• _EXTRACTED INFORMATION_:
◇ ◇ ◇
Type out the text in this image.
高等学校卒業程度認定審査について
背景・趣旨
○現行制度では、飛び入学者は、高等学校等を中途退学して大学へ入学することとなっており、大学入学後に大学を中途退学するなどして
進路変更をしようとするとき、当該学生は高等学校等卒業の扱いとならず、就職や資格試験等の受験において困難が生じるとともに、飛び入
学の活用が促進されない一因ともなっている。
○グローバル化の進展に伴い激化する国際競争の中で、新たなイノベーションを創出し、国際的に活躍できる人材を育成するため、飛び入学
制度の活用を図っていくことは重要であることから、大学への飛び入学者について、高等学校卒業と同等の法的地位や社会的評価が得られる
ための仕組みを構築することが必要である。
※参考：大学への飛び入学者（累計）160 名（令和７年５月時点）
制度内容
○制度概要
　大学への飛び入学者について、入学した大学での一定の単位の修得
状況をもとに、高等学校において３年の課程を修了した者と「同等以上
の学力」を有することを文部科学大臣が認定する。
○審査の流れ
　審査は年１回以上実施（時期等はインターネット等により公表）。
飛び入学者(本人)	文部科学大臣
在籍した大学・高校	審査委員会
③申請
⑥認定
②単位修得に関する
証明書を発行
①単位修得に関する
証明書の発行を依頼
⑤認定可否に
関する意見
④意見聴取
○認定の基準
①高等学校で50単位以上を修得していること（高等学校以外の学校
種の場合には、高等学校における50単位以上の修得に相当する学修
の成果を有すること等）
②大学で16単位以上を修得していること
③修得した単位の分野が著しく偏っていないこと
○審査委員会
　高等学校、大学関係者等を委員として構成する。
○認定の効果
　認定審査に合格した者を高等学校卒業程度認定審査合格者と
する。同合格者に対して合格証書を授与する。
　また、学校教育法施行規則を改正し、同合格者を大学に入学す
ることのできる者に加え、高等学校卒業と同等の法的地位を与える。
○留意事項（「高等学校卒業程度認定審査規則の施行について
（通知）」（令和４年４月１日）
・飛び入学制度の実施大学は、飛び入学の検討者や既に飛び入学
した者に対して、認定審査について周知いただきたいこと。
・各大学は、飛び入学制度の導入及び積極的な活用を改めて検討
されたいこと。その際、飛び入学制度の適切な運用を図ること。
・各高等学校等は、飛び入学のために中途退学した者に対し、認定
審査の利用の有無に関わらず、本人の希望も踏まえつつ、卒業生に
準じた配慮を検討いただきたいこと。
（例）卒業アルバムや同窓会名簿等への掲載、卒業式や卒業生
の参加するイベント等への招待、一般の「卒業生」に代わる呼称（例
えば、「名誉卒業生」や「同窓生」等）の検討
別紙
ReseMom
◇ ◇ ◇
• _WORK REQUIRED_: Note every line above where the string "大学への飛び入学者について" shows up, and copy those lines.

• _WRITTEN ANSWER_:
制度の活用を図っていくことは重要であることから、大学への飛び入学者について、高等学校卒業と同等の法的地位や社会的評価が得られる
　大学への飛び入学者について、入学した大学での一定の単位の修得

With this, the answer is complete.